start

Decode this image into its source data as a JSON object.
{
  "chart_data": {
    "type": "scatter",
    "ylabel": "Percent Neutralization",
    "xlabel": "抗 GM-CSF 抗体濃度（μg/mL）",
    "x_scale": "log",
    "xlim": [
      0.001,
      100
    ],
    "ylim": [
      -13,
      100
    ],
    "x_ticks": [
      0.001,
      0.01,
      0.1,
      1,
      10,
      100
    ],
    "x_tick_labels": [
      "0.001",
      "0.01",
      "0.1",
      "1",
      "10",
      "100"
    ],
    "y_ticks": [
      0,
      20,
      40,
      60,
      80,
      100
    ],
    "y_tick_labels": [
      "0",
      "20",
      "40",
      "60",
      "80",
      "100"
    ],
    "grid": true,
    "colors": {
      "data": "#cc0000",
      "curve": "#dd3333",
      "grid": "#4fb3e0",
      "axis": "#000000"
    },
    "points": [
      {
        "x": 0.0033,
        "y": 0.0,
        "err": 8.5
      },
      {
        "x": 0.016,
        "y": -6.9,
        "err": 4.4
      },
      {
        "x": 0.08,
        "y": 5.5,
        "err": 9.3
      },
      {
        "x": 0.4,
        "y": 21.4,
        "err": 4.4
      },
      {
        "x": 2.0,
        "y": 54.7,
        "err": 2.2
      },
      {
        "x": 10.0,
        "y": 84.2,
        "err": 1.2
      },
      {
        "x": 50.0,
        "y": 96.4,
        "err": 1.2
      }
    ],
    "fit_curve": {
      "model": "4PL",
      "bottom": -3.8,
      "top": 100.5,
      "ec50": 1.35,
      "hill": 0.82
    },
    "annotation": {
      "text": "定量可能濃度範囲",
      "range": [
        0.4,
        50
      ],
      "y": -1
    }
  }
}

end

INSTRUCTIONS FOR THE TASK |
Copy out every line of the data above, exactly as given.

SOLUTION TO THIS TASK |
Decode this image into its source data as a JSON object.
{
  "chart_data": {
    "type": "scatter",
    "ylabel": "Percent Neutralization",
    "xlabel": "抗 GM-CSF 抗体濃度（μg/mL）",
    "x_scale": "log",
    "xlim": [
      0.001,
      100
    ],
    "ylim": [
      -13,
      100
    ],
    "x_ticks": [
      0.001,
      0.01,
      0.1,
      1,
      10,
      100
    ],
    "x_tick_labels": [
      "0.001",
      "0.01",
      "0.1",
      "1",
      "10",
      "100"
    ],
    "y_ticks": [
      0,
      20,
      40,
      60,
      80,
      100
    ],
    "y_tick_labels": [
      "0",
      "20",
      "40",
      "60",
      "80",
      "100"
    ],
    "grid": true,
    "colors": {
      "data": "#cc0000",
      "curve": "#dd3333",
      "grid": "#4fb3e0",
      "axis": "#000000"
    },
    "points": [
      {
        "x": 0.0033,
        "y": 0.0,
        "err": 8.5
      },
      {
        "x": 0.016,
        "y": -6.9,
        "err": 4.4
      },
      {
        "x": 0.08,
        "y": 5.5,
        "err": 9.3
      },
      {
        "x": 0.4,
        "y": 21.4,
        "err": 4.4
      },
      {
        "x": 2.0,
        "y": 54.7,
        "err": 2.2
      },
      {
        "x": 10.0,
        "y": 84.2,
        "err": 1.2
      },
      {
        "x": 50.0,
        "y": 96.4,
        "err": 1.2
      }
    ],
    "fit_curve": {
      "model": "4PL",
      "bottom": -3.8,
      "top": 100.5,
      "ec50": 1.35,
      "hill": 0.82
    },
    "annotation": {
      "text": "定量可能濃度範囲",
      "range": [
        0.4,
        50
      ],
      "y": -1
    }
  }
}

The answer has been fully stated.